> _Aim of the exercise_: Gather all lines from the material that contain the word "JSON".
>> BEGIN Entries supplied
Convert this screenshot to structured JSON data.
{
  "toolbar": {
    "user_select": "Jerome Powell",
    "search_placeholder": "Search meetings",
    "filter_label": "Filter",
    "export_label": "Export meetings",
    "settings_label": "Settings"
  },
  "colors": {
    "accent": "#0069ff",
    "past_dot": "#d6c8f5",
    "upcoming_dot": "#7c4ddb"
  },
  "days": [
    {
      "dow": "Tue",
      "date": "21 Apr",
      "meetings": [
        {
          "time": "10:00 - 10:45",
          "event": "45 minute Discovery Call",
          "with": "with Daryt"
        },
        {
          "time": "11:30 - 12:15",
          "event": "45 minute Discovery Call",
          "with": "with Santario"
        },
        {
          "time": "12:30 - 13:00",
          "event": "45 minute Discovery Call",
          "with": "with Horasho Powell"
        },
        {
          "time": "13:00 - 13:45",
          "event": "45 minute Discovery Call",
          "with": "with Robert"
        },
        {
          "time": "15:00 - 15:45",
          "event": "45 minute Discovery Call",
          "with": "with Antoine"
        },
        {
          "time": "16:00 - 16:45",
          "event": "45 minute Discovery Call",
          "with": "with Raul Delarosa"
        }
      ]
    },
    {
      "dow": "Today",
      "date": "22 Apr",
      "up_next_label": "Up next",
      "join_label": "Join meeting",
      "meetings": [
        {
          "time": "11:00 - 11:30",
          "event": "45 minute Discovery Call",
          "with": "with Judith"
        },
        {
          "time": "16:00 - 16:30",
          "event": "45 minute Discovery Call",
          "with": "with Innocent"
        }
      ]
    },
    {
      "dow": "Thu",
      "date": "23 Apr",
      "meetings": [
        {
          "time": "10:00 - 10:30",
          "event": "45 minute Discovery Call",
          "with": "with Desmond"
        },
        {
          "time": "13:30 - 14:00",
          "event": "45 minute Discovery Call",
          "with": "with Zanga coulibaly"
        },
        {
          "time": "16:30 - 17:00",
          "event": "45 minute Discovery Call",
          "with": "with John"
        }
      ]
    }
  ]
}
>> END Entries supplied
>> BEGIN Entries supplied
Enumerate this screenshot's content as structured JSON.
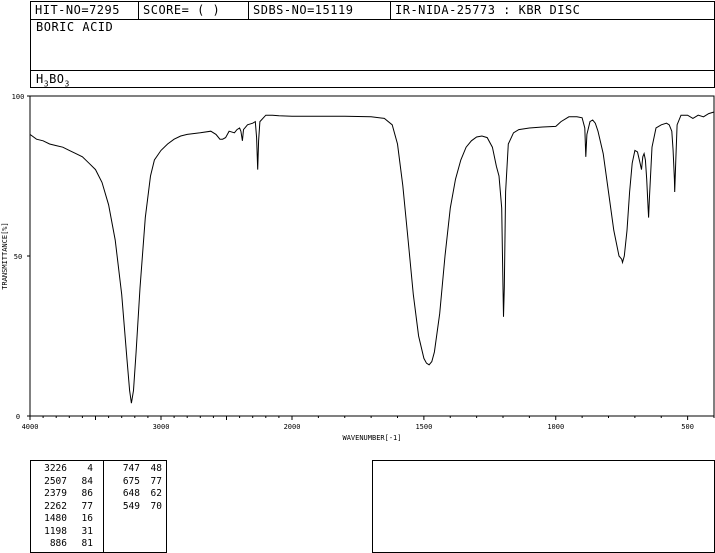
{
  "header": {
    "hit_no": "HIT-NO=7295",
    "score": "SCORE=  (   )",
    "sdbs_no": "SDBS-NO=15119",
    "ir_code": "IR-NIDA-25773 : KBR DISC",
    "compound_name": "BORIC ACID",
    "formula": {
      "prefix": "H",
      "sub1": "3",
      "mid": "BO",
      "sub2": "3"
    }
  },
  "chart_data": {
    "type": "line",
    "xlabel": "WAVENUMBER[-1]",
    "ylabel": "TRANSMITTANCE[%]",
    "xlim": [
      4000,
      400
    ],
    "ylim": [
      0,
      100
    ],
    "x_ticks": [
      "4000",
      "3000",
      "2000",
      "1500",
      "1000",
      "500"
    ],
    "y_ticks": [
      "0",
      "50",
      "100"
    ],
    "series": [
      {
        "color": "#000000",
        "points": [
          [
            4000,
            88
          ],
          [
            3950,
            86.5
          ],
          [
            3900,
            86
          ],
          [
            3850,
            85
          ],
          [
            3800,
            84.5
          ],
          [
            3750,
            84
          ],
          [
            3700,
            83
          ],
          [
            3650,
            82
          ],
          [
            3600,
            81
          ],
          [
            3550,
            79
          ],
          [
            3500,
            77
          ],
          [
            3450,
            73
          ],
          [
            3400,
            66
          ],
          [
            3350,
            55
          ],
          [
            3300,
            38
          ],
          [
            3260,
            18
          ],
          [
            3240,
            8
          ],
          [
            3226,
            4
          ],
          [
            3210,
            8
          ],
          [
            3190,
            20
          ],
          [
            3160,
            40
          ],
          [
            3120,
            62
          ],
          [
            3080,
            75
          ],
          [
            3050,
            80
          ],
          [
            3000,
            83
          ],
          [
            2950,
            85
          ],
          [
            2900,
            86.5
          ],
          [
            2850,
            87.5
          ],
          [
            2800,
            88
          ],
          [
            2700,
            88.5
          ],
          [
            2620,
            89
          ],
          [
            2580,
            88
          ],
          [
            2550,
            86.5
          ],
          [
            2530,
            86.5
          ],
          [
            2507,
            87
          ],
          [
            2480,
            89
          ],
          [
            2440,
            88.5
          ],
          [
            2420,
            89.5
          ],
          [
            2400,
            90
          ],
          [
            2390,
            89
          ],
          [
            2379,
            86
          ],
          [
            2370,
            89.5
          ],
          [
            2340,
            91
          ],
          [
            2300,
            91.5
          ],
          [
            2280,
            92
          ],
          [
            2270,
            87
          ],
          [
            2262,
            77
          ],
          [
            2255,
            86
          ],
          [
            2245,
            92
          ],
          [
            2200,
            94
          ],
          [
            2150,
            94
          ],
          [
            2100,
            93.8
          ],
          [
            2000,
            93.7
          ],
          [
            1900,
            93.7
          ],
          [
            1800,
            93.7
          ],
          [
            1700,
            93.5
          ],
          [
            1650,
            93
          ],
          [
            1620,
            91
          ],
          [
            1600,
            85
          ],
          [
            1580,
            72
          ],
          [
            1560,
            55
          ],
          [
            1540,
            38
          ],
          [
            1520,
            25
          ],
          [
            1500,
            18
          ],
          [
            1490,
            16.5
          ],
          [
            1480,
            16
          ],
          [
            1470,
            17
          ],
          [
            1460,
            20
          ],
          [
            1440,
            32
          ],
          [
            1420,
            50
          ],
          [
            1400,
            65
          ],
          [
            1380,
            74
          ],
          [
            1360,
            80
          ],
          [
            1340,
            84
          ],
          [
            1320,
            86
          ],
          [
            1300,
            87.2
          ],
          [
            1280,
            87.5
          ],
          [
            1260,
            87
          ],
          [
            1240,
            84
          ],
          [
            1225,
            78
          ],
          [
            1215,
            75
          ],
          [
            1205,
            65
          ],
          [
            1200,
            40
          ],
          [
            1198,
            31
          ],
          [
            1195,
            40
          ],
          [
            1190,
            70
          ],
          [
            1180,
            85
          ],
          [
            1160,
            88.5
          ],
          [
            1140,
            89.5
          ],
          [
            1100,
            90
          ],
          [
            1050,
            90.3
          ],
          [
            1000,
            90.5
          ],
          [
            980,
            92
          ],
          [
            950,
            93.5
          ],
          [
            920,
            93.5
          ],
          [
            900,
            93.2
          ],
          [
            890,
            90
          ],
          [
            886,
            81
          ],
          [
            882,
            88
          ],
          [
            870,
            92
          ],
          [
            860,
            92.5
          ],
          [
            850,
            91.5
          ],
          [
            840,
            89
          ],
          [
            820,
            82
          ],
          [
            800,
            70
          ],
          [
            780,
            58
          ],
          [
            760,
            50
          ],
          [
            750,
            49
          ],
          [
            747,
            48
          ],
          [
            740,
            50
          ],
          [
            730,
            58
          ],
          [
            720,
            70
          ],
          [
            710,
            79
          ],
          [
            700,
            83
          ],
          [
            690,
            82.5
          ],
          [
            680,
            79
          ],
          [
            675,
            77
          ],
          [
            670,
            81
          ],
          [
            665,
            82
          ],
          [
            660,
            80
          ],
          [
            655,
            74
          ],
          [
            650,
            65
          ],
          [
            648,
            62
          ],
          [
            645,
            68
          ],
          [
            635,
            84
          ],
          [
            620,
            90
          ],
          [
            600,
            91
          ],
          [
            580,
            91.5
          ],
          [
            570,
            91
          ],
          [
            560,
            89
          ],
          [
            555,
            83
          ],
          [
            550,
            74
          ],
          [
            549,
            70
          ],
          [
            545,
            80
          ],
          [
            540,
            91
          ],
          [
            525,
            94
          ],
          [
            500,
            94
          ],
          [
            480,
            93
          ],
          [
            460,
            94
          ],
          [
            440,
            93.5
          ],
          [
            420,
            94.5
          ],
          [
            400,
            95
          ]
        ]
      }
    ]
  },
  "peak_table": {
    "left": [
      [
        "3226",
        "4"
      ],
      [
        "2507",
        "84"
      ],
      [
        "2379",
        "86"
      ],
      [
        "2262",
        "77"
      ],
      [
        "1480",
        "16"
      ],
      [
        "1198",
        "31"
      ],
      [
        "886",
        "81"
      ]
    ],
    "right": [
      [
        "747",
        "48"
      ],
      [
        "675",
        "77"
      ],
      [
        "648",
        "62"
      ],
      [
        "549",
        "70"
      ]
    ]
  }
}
>> END Entries supplied
> _Result for this exercise_:
Convert this screenshot to structured JSON data.
Enumerate this screenshot's content as structured JSON.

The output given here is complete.